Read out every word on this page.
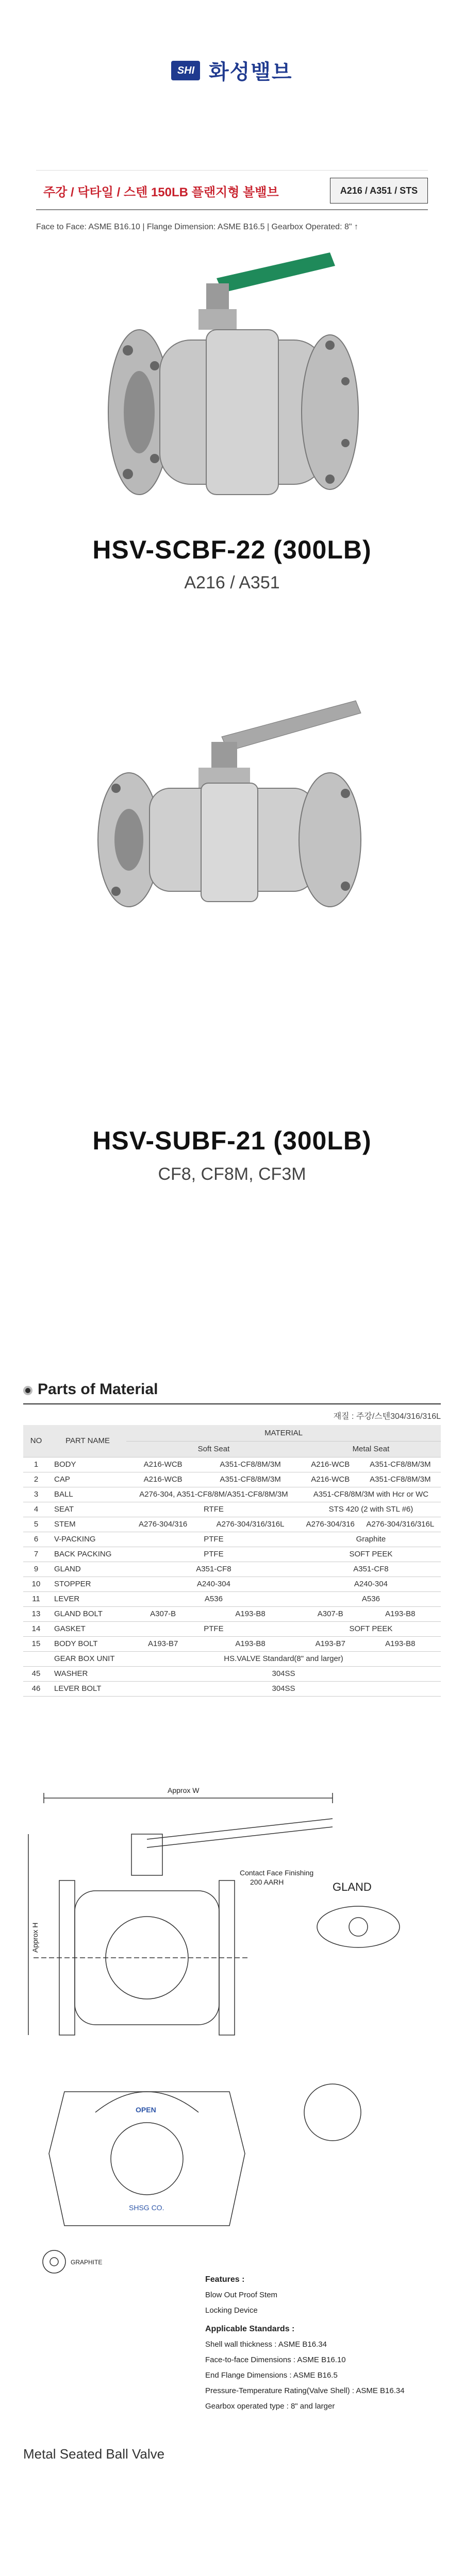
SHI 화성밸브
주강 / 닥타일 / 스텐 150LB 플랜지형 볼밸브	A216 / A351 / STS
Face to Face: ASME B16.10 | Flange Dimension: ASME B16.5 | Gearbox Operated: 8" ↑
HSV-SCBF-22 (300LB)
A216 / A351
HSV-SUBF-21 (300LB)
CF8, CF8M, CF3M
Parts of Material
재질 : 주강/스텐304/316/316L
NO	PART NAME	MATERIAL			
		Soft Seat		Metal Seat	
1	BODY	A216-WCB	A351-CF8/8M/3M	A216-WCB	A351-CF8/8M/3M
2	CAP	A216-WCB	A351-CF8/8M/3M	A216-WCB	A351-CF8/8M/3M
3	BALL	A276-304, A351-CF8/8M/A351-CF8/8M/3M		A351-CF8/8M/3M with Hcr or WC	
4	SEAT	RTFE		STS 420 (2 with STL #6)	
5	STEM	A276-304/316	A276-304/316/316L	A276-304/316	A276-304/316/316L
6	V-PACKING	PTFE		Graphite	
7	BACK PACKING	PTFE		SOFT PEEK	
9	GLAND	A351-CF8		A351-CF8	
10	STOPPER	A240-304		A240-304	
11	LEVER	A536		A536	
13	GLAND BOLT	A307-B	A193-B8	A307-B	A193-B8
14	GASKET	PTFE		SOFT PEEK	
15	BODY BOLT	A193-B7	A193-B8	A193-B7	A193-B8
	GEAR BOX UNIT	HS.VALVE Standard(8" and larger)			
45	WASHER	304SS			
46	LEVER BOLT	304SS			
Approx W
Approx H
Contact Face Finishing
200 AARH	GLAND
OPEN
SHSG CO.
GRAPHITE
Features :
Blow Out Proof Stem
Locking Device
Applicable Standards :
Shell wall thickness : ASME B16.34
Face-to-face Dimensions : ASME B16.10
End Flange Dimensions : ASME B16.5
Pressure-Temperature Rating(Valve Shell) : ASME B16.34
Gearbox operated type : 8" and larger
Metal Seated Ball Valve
----
» EXERCISE DETAILS: Sift through the entries and copy every line with "Face".

» COMPLETE OUTPUT:
Face to Face: ASME B16.10 | Flange Dimension: ASME B16.5 | Gearbox Operated: 8" ↑
Contact Face Finishing
Face-to-face Dimensions : ASME B16.10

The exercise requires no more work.